◆ Exercise goal:
Work through the material below and count the lines holding the word "text"; give that count and nothing more.

◆ The input:
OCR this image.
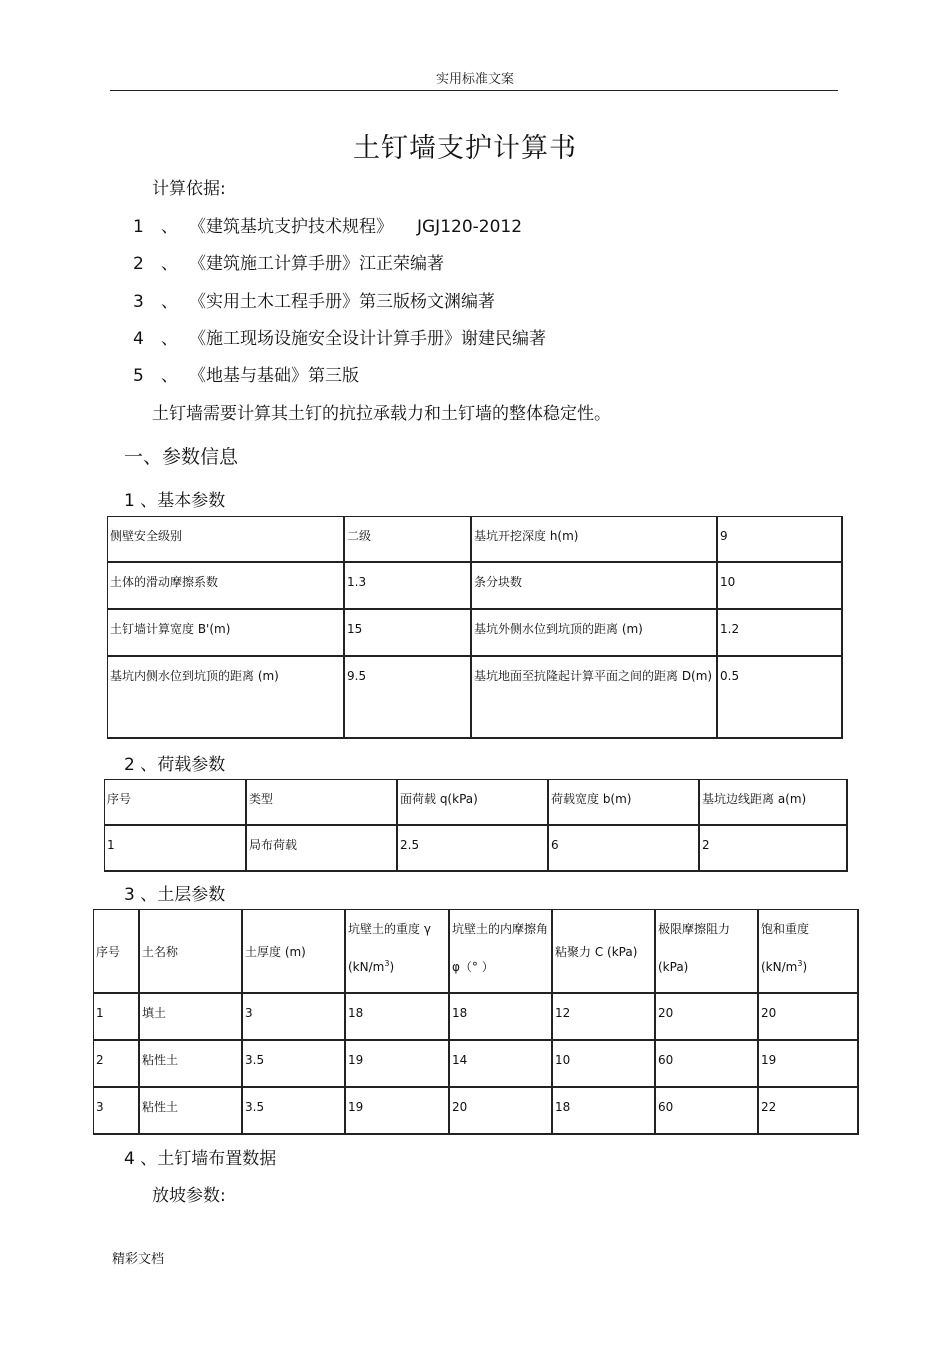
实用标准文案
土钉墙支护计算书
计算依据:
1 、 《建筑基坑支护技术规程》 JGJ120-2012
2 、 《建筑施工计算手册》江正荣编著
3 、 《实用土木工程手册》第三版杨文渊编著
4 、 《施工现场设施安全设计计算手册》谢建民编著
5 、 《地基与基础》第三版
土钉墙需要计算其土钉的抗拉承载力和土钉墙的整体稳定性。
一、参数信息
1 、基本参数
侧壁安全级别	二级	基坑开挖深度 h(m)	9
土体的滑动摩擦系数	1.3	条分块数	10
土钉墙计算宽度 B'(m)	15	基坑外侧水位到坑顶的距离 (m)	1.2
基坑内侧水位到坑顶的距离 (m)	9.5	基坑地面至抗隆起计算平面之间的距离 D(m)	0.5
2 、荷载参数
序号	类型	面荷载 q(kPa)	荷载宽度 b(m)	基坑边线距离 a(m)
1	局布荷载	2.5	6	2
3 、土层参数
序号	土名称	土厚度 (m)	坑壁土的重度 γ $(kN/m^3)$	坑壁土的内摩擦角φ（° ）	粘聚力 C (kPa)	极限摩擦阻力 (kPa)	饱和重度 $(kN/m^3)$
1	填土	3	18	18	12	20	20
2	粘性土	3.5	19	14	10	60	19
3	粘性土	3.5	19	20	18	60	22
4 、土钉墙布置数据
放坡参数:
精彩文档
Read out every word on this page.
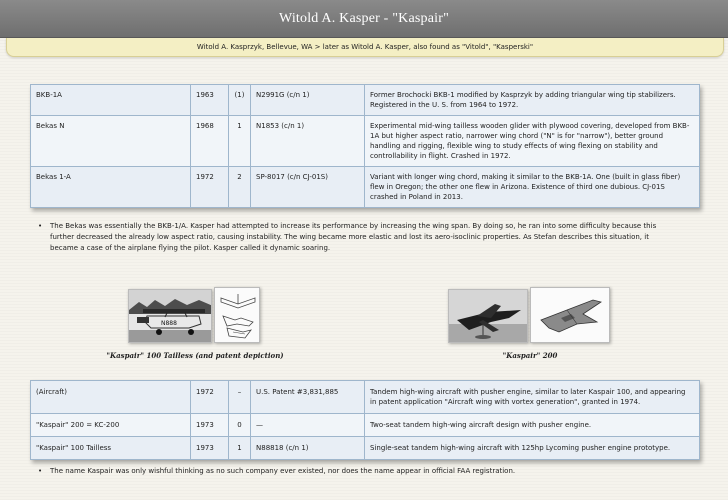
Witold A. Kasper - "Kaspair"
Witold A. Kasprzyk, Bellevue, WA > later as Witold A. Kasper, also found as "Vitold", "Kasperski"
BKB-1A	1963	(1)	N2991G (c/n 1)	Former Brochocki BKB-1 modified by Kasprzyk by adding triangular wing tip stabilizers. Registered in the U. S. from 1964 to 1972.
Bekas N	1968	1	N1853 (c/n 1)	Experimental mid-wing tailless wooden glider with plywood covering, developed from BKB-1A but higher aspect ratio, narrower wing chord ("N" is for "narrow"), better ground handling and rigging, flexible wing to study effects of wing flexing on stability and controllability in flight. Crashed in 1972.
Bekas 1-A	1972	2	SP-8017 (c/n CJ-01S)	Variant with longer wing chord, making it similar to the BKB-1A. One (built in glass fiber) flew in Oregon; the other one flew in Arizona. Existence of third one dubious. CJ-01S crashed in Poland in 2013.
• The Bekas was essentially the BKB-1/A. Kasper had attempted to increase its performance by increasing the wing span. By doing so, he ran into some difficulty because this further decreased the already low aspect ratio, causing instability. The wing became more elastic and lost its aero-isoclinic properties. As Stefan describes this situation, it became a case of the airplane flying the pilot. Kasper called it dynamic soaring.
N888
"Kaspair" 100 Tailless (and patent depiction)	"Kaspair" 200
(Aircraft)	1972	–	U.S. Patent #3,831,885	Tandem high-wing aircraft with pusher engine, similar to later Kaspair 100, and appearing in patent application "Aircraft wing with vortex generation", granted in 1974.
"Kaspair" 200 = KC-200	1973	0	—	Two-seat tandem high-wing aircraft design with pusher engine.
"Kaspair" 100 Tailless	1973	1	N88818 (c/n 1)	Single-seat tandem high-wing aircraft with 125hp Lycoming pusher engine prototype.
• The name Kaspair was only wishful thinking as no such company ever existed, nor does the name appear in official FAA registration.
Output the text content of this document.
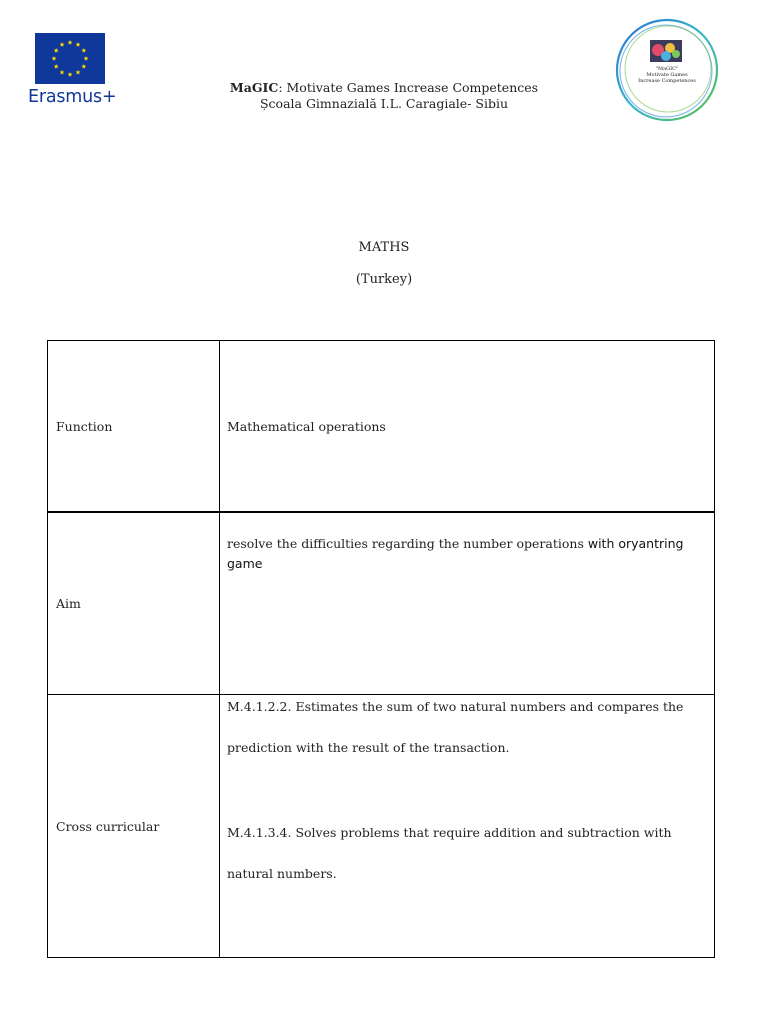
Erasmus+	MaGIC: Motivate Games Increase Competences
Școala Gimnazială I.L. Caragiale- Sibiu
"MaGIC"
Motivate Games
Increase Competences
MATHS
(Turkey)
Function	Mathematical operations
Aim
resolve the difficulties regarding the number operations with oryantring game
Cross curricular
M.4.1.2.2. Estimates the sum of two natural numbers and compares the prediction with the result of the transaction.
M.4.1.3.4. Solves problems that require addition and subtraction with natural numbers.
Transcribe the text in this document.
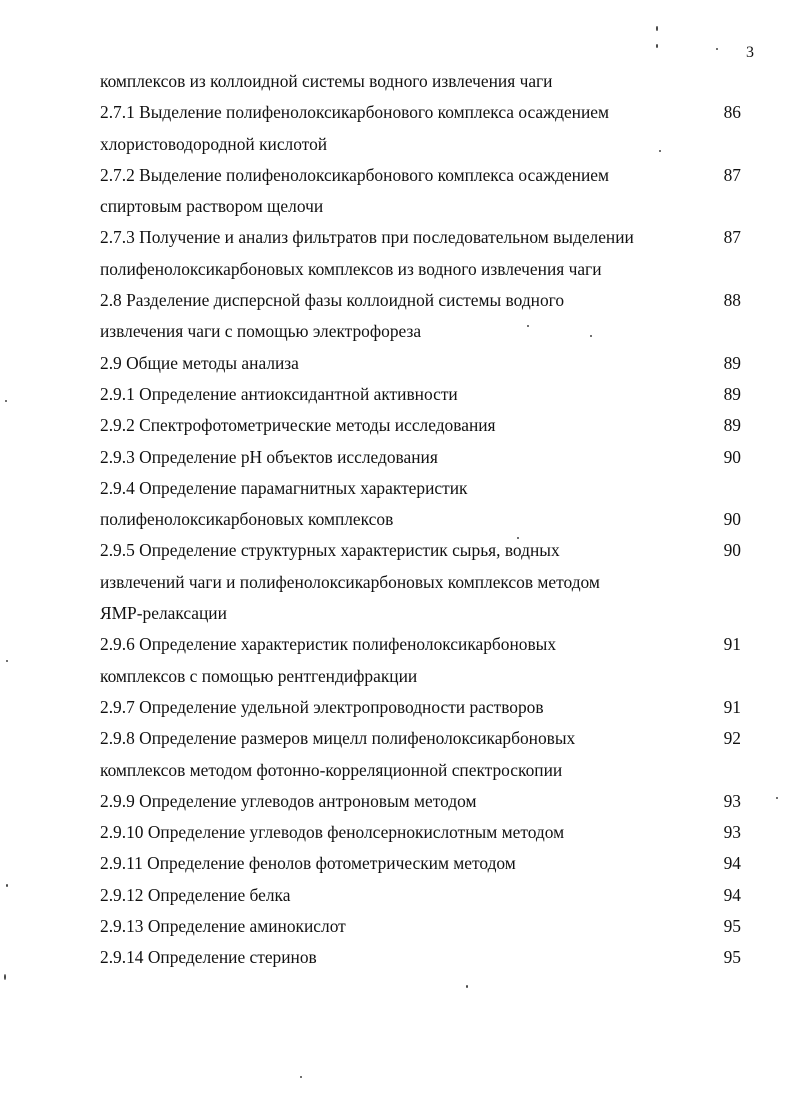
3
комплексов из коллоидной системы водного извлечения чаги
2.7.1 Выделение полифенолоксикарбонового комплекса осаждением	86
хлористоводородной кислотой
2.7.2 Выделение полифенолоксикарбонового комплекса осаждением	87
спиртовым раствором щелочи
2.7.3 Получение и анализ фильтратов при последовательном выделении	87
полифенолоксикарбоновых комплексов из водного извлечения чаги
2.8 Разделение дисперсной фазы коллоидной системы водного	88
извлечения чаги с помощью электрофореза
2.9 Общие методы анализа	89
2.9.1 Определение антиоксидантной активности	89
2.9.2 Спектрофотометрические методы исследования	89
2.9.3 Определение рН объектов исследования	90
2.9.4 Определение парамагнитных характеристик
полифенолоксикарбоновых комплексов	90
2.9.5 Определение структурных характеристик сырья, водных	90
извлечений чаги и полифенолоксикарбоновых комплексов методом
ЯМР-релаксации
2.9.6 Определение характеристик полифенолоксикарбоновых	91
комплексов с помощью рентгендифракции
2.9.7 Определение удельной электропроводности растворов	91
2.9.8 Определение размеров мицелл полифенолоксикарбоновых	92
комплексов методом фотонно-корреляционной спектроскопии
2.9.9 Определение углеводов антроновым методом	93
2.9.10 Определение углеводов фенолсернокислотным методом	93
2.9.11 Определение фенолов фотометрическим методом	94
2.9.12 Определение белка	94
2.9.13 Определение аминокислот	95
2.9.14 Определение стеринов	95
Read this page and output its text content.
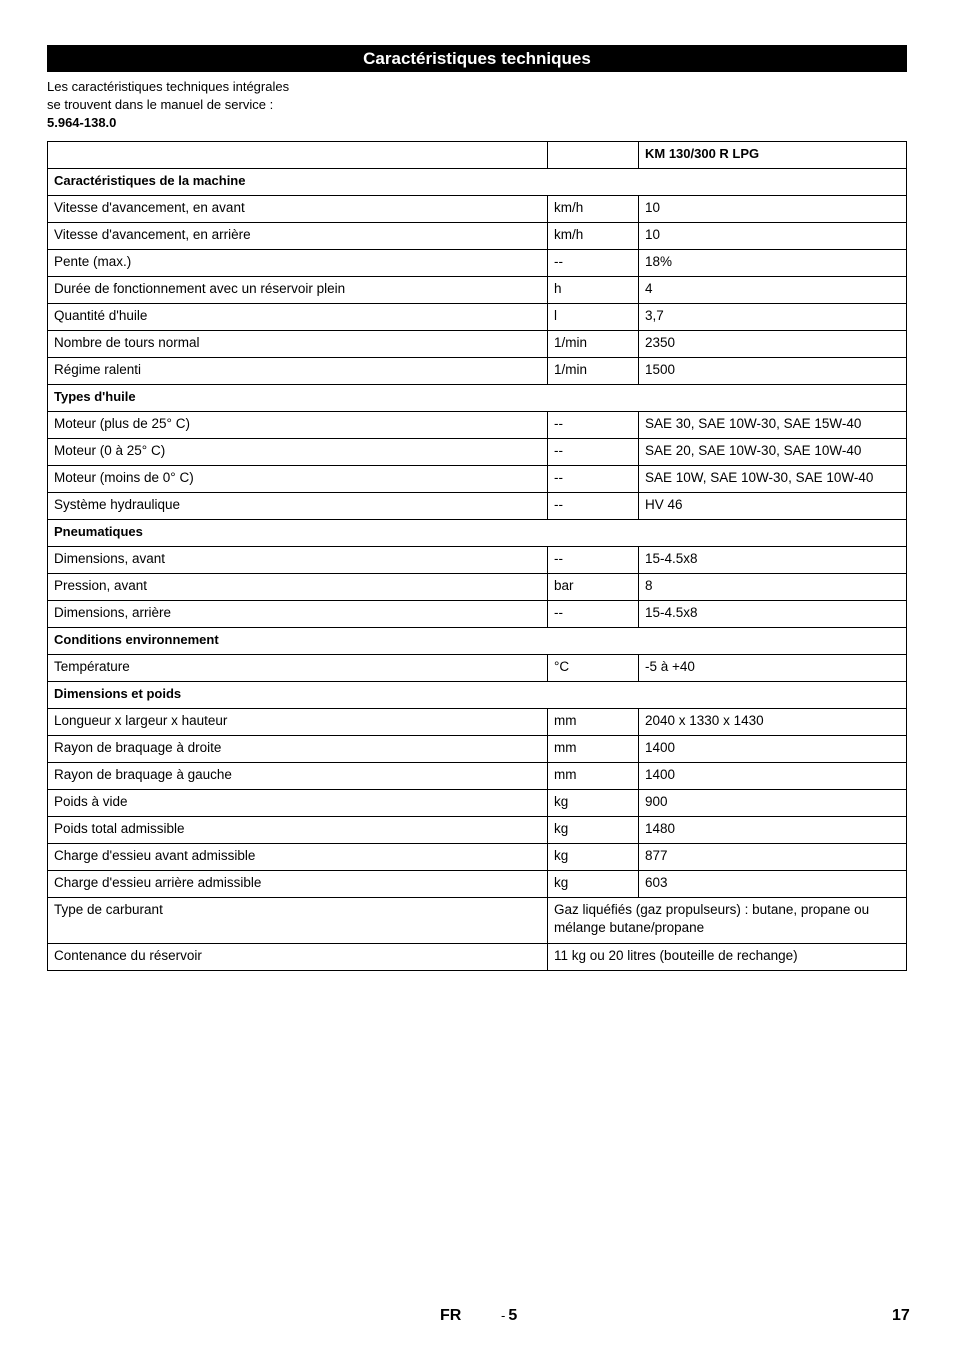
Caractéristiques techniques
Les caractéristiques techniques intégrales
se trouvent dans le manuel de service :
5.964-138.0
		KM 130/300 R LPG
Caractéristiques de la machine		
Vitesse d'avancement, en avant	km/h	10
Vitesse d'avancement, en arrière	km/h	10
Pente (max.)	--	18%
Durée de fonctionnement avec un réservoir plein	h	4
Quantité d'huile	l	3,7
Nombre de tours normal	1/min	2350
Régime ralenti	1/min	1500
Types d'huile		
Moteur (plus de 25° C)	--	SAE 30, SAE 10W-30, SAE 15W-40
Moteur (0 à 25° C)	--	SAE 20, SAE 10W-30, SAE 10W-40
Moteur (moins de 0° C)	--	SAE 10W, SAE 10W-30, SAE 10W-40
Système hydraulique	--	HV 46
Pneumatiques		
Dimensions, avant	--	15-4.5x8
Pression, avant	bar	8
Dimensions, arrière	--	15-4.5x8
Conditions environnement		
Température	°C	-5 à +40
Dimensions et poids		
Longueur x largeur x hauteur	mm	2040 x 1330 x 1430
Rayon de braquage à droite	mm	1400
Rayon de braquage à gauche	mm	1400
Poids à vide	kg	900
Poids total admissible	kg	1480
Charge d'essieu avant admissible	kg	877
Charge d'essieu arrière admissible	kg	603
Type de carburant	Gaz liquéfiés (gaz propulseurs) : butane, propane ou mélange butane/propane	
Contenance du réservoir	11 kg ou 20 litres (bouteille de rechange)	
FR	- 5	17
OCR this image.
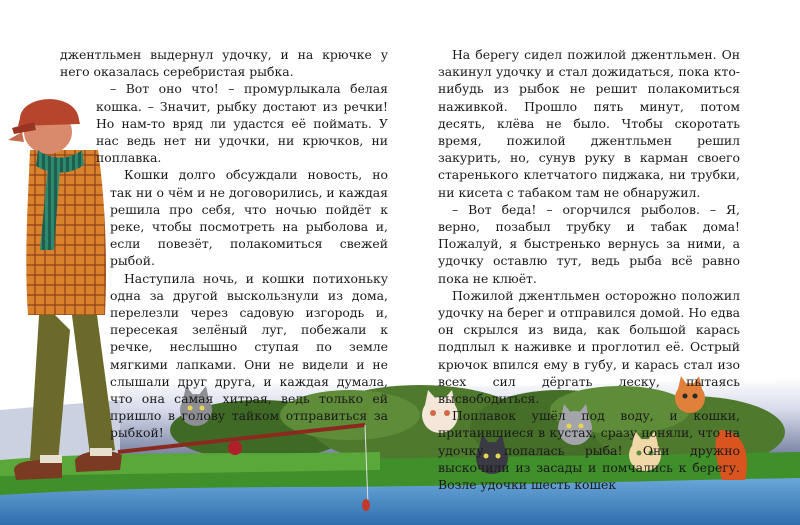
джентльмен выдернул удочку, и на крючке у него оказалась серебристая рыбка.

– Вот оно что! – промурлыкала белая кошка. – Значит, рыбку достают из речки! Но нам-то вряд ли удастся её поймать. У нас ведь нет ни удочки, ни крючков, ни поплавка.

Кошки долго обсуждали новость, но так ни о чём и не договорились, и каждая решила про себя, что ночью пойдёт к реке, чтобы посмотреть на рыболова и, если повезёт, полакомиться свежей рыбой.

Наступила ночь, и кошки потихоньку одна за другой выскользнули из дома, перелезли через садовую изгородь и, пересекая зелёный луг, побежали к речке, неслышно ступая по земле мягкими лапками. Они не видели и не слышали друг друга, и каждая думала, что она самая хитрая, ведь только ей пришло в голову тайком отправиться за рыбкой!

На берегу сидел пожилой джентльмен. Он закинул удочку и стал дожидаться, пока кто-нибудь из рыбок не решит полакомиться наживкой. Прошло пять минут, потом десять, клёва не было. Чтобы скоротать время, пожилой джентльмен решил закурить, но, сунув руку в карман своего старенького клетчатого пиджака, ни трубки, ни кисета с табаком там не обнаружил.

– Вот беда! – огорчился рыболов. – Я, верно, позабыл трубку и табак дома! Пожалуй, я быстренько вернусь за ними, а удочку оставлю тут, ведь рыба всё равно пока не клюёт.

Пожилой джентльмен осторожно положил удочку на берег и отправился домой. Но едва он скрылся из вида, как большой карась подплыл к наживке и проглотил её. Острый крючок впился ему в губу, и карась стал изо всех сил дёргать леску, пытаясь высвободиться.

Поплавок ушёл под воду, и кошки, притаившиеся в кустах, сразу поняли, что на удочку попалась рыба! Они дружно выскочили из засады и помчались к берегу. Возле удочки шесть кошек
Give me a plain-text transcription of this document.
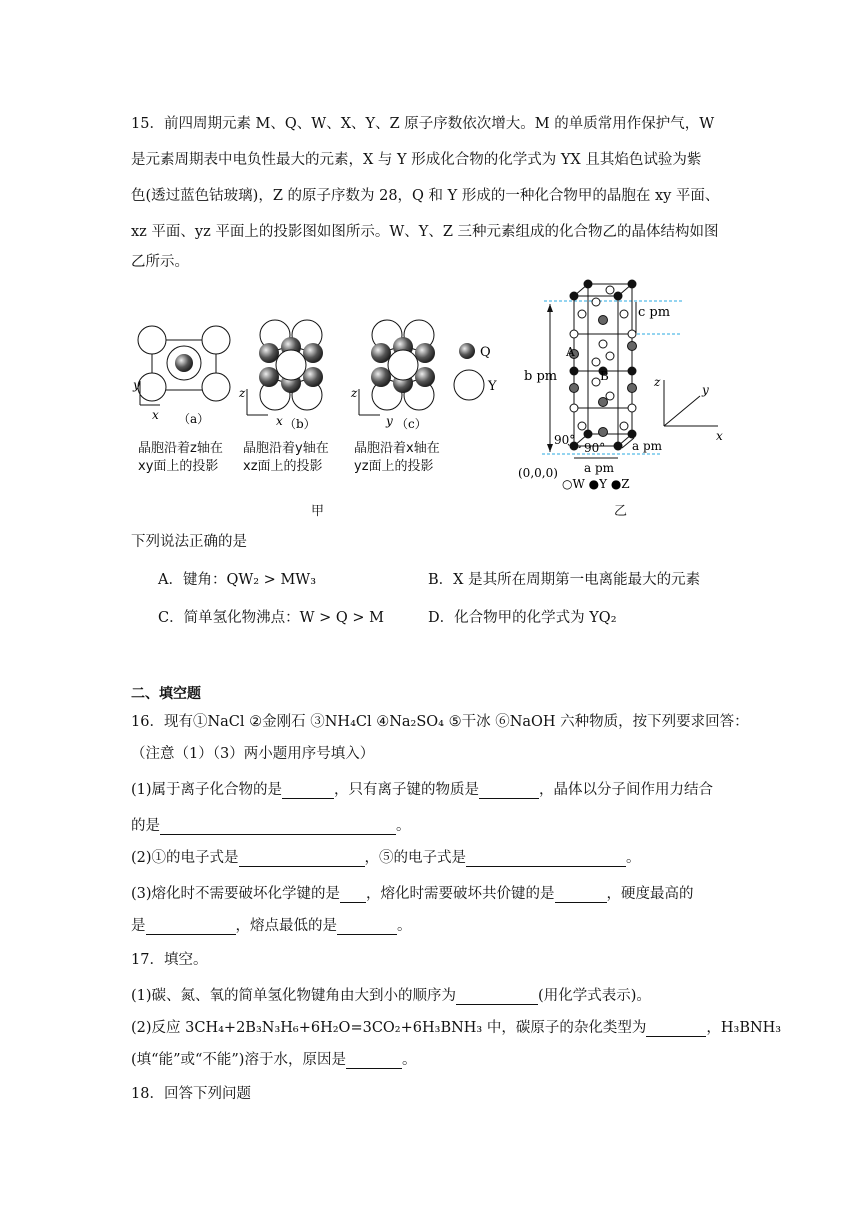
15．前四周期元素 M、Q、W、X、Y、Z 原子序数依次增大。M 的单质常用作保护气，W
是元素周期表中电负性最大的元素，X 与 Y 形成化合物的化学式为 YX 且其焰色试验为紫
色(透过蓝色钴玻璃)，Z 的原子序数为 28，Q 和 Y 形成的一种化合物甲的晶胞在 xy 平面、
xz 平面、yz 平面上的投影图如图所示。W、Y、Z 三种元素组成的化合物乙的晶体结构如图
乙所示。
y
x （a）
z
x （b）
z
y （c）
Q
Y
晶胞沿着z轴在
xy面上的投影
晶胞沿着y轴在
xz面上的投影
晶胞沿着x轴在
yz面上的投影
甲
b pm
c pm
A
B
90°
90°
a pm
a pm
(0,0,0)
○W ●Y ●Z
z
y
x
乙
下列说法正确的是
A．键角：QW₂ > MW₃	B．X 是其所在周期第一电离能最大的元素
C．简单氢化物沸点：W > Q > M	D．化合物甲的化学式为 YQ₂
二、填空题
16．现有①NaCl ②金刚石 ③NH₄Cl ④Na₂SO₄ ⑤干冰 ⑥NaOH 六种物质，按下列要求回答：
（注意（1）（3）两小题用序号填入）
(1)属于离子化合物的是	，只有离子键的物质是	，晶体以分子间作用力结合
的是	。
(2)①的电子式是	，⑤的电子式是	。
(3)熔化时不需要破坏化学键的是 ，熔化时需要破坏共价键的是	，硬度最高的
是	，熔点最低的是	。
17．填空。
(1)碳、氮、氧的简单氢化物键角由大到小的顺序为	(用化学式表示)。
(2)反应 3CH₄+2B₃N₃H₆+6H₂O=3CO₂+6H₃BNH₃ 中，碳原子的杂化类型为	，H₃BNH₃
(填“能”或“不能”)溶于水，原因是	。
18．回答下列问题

◆ Solved exercise:
4